**What is being asked**
Go through the material and tally the lines containing the string "todos". Give the total alone.

Dataset items
_ _ _ _ _

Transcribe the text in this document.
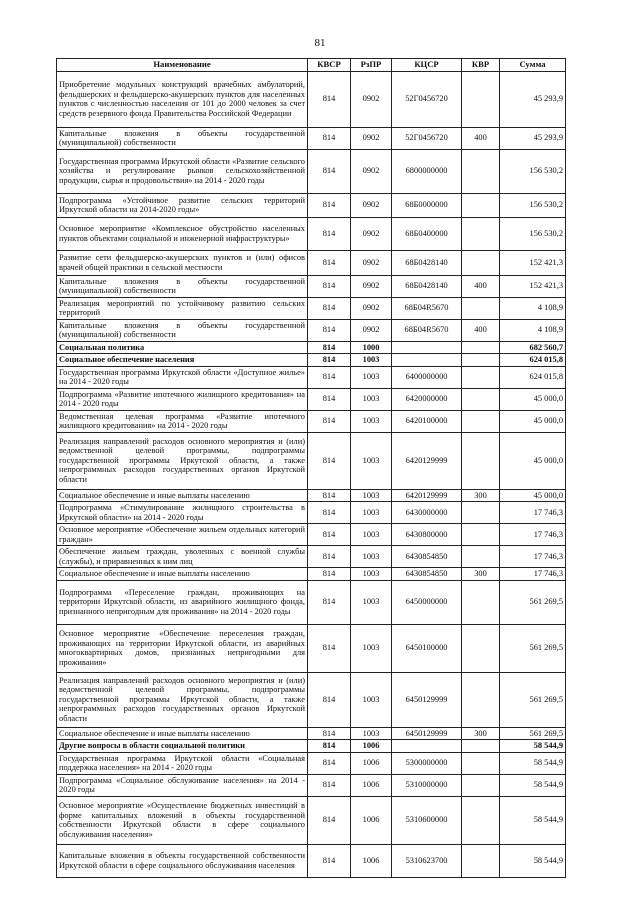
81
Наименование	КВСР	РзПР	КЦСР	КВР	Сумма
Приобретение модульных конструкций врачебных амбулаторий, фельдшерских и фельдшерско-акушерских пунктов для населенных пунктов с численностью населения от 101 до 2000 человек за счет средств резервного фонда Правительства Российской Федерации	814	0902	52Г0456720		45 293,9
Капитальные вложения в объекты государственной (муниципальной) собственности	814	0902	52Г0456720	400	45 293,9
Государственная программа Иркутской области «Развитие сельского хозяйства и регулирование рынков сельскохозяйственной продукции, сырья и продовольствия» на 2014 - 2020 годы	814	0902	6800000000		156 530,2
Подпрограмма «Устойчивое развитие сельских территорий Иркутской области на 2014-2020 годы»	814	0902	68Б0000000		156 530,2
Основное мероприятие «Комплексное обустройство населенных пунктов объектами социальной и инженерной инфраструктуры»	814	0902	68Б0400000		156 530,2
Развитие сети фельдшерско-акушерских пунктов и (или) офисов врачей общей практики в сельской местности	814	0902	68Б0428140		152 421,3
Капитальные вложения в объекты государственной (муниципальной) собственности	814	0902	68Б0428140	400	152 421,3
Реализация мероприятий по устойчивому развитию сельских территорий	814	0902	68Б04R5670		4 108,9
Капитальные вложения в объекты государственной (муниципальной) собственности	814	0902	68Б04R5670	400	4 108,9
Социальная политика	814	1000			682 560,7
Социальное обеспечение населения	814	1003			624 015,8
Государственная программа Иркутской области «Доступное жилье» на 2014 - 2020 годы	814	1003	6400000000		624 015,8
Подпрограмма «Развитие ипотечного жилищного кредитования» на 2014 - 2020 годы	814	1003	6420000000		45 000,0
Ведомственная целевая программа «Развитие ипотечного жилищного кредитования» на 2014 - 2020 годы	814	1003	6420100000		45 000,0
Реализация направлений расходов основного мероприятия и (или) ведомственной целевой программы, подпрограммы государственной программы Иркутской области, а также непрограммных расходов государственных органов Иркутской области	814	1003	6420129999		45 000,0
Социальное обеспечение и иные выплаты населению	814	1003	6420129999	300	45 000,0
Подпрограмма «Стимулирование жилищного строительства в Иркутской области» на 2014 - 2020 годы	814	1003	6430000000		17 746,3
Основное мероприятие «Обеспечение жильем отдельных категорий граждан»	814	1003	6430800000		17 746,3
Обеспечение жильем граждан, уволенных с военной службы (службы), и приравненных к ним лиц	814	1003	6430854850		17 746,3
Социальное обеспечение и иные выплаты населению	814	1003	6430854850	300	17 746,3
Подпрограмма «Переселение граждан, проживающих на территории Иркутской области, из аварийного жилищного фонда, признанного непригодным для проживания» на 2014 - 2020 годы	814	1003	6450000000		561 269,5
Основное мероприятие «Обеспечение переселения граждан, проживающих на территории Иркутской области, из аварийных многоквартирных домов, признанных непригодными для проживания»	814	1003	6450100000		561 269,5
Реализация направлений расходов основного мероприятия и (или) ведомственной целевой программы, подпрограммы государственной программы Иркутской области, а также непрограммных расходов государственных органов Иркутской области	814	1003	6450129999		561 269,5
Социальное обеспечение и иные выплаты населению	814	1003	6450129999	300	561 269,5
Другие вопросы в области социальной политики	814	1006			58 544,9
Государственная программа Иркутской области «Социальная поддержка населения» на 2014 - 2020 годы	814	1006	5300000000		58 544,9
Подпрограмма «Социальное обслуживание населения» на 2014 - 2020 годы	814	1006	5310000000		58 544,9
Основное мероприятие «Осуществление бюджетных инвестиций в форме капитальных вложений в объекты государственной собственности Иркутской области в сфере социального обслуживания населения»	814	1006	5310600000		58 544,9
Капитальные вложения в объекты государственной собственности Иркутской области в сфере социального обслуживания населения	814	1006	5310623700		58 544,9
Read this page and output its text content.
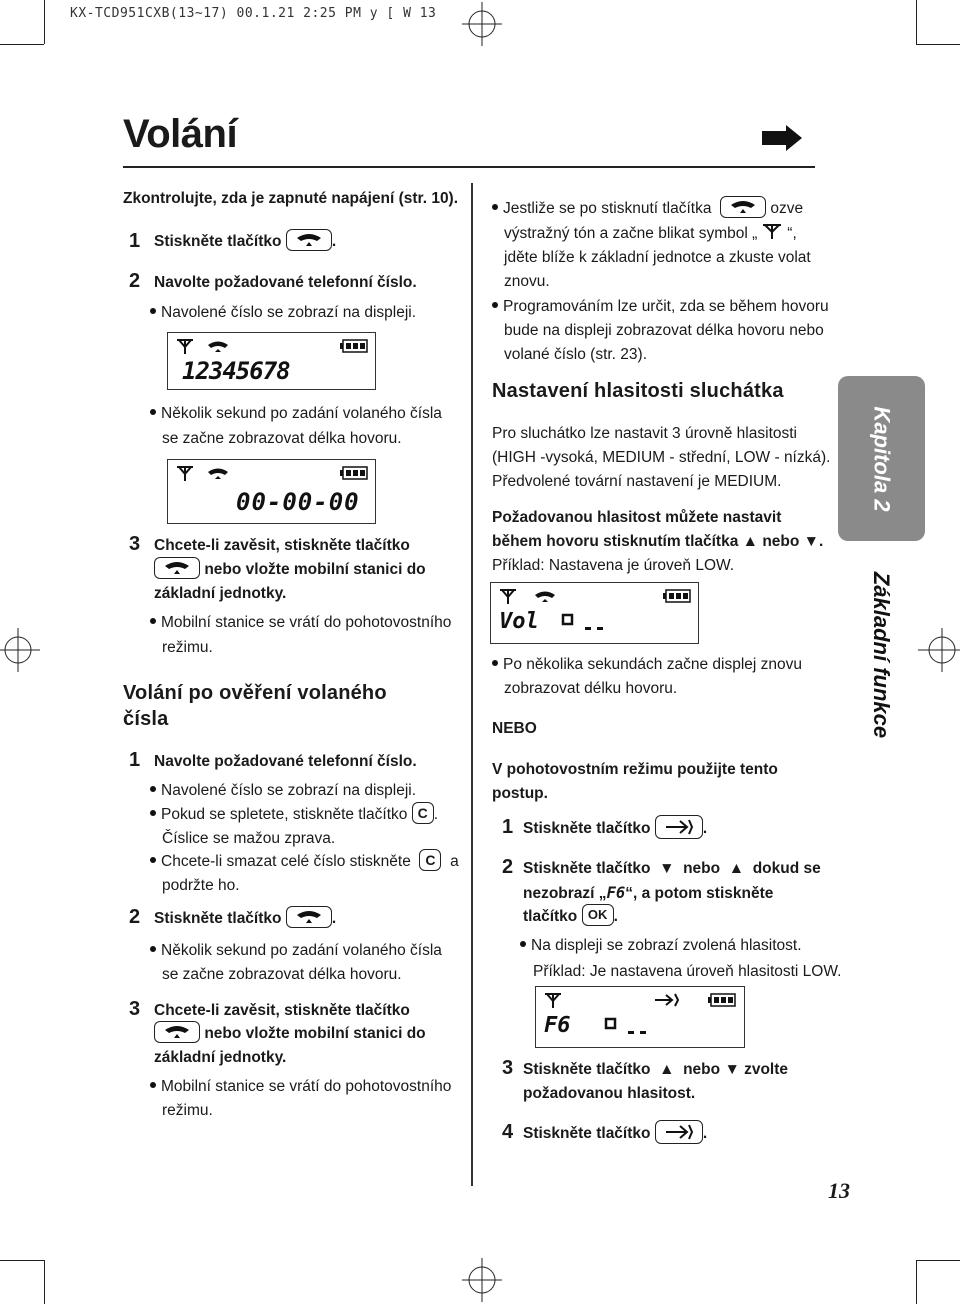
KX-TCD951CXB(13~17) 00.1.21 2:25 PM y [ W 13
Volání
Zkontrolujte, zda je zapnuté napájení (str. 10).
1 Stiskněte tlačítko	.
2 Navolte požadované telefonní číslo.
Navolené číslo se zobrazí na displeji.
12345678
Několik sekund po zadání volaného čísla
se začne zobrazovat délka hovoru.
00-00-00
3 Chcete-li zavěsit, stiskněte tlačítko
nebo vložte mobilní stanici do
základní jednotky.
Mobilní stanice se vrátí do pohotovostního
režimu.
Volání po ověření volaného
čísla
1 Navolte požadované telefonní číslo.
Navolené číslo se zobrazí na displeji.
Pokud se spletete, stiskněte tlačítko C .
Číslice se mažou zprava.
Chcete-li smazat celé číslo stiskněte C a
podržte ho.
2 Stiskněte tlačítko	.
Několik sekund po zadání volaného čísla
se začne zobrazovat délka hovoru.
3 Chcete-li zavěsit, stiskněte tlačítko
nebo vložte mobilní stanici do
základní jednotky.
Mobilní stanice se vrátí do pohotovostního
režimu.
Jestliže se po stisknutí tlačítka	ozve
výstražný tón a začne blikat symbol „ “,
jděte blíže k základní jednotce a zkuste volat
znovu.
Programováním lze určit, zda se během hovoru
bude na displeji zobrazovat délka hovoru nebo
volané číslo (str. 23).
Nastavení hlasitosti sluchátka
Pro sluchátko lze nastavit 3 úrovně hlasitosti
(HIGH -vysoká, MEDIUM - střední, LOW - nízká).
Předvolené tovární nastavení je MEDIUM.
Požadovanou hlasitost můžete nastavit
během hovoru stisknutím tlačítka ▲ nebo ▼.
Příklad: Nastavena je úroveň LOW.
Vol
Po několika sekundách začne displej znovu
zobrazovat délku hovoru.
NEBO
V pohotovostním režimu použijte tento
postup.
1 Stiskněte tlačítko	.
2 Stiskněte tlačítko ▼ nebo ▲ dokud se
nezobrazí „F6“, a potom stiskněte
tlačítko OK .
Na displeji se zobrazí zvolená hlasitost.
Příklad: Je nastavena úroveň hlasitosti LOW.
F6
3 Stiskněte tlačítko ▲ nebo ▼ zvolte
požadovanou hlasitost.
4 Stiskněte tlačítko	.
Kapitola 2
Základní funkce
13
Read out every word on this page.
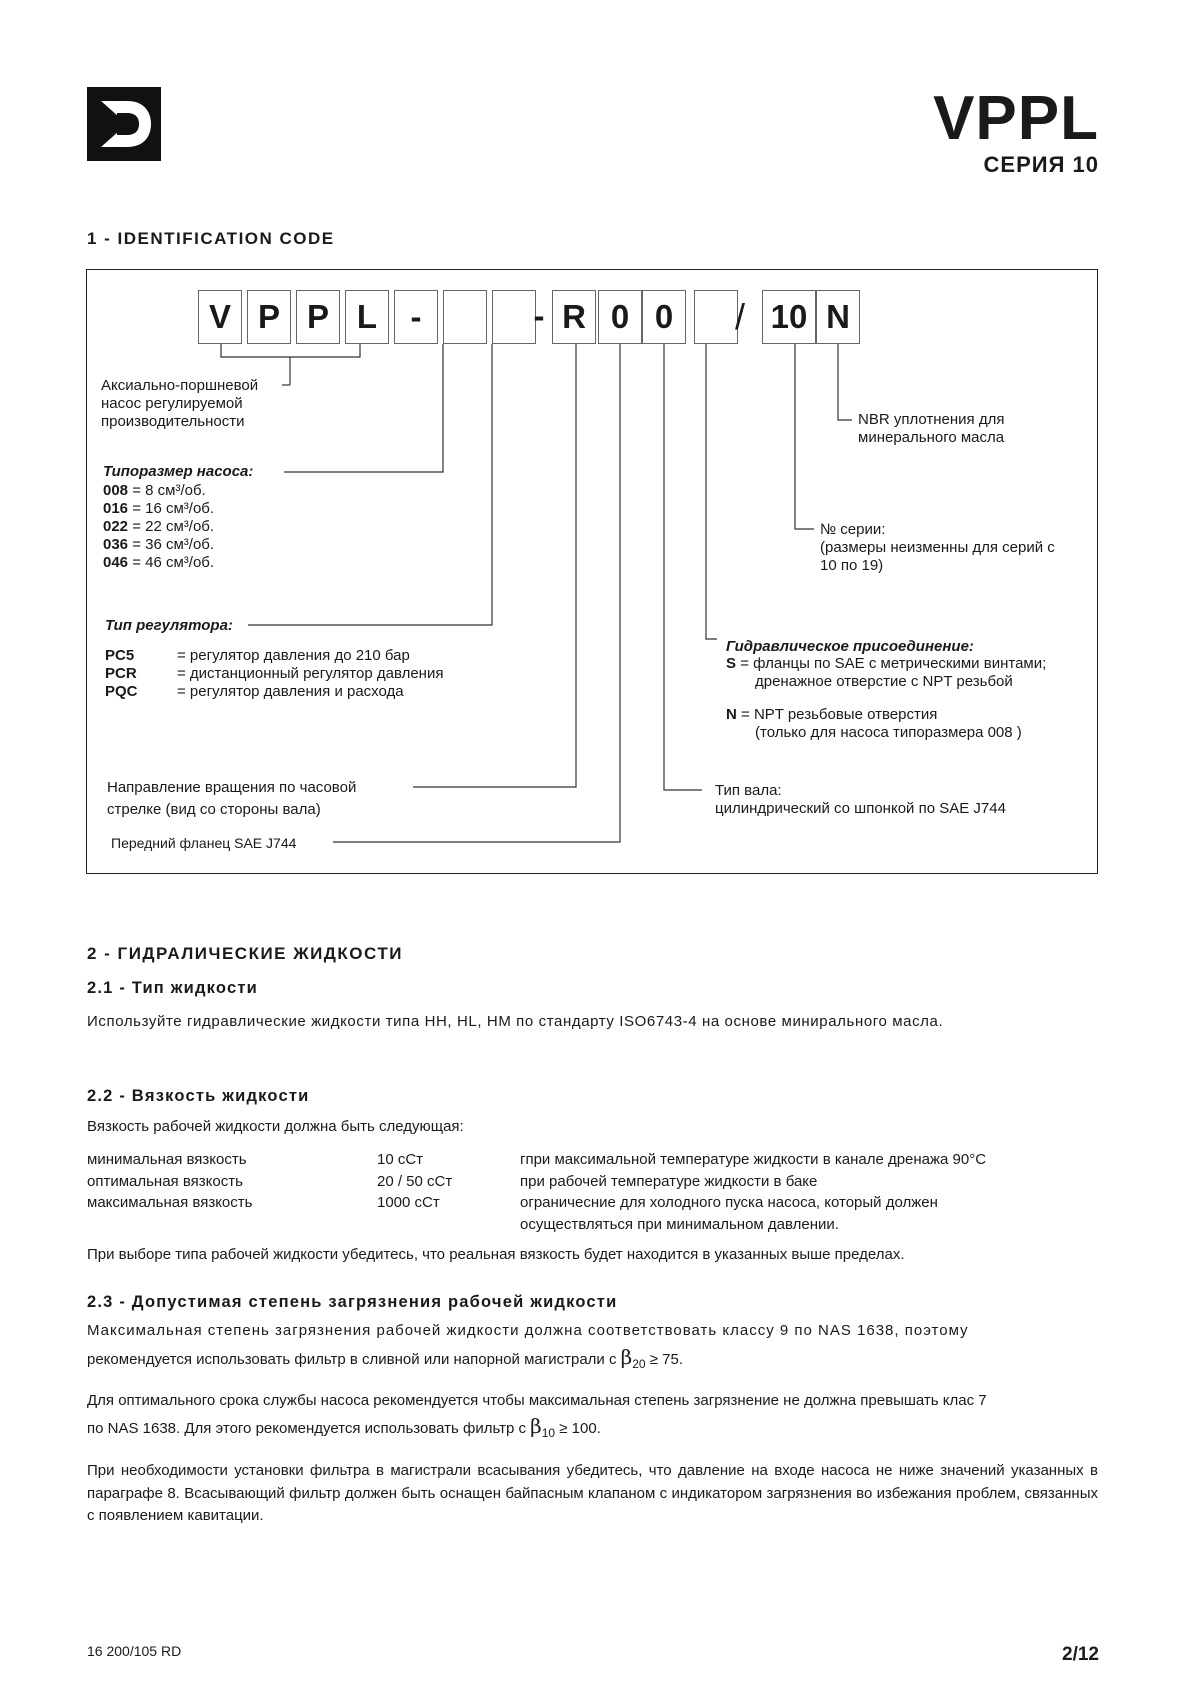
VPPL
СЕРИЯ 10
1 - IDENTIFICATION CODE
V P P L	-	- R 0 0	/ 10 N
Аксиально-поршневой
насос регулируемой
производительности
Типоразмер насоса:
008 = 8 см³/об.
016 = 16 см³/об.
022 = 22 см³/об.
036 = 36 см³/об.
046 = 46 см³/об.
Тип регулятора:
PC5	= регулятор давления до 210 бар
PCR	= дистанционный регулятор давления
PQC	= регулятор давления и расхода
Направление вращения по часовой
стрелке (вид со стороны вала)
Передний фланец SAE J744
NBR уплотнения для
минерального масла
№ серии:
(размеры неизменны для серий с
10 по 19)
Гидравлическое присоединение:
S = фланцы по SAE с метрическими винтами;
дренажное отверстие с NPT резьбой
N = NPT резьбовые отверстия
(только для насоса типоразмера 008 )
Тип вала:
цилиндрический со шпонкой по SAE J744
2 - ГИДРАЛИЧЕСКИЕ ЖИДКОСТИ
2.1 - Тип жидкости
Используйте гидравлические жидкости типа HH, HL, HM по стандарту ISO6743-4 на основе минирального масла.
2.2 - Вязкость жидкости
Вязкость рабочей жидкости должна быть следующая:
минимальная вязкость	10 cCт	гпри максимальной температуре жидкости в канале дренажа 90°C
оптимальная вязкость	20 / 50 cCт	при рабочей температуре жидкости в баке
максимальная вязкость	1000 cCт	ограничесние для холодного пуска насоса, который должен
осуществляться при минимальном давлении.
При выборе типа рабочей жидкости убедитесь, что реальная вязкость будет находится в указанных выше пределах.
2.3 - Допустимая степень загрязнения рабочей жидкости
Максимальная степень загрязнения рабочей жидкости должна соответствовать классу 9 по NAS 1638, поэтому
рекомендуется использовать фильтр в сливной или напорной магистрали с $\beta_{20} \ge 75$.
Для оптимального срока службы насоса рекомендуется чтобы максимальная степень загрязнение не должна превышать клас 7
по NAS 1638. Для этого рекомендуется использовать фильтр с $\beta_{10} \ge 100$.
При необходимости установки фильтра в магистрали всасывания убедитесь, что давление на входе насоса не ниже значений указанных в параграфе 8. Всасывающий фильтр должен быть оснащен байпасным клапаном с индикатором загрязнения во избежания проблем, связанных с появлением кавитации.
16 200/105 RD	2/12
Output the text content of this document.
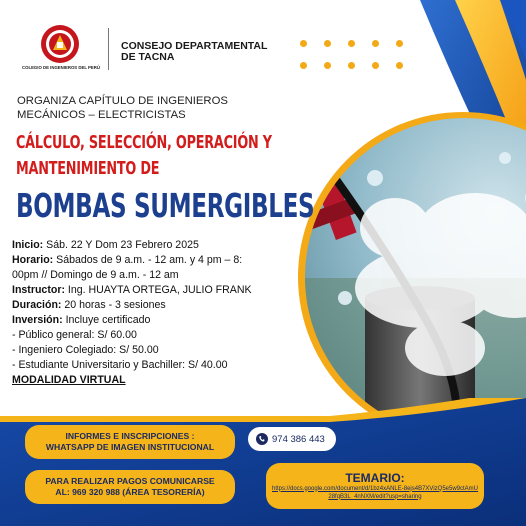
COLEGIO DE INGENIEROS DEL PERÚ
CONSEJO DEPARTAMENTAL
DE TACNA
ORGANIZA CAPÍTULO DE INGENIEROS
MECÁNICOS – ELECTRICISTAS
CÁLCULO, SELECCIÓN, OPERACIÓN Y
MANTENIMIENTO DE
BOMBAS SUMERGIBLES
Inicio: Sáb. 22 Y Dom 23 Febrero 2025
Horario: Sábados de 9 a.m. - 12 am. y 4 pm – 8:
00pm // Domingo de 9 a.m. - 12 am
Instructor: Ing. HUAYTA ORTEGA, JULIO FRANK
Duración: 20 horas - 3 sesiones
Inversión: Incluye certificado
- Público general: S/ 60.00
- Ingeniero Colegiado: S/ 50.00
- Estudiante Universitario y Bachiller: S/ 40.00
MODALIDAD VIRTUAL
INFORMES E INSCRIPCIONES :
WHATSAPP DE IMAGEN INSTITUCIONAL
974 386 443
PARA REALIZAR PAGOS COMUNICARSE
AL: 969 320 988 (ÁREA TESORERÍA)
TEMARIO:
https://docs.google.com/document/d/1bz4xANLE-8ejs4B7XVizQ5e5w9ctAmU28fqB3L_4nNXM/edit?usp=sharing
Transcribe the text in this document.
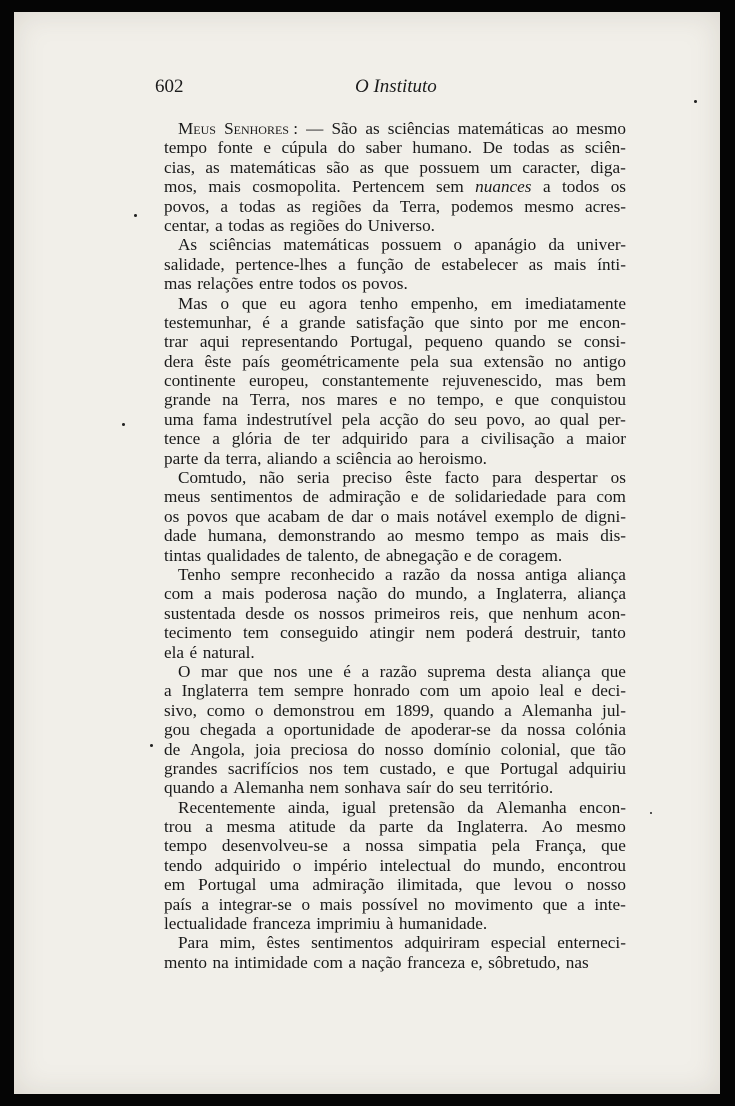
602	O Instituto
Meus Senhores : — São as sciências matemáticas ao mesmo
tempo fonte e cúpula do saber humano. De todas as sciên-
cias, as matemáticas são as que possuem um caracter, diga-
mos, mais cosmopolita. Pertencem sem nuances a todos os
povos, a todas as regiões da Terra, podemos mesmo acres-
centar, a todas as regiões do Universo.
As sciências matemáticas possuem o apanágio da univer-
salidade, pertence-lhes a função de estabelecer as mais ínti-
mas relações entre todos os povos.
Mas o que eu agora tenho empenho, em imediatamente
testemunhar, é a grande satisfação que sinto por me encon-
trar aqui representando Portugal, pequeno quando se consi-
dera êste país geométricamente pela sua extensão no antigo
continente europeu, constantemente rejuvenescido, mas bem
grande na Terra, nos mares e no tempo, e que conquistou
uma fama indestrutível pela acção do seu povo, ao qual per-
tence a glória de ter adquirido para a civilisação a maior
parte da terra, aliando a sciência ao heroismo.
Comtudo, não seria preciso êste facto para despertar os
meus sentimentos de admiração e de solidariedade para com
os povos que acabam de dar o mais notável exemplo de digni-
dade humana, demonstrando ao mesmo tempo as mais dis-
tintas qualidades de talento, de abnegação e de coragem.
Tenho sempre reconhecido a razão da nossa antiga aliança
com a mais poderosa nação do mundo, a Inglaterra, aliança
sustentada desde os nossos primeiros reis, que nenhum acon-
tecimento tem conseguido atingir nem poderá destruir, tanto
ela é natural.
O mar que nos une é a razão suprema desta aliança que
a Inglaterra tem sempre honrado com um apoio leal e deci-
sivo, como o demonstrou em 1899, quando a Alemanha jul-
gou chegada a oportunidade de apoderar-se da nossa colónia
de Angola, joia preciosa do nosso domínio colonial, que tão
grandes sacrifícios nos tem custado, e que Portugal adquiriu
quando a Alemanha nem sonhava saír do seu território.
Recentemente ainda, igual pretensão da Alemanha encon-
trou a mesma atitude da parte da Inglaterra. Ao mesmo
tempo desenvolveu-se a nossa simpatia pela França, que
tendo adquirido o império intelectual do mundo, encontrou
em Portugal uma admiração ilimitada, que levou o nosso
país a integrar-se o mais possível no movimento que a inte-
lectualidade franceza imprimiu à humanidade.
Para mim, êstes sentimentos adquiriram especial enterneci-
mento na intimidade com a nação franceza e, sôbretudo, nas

_ _ _ _ _

**Worked answer**
2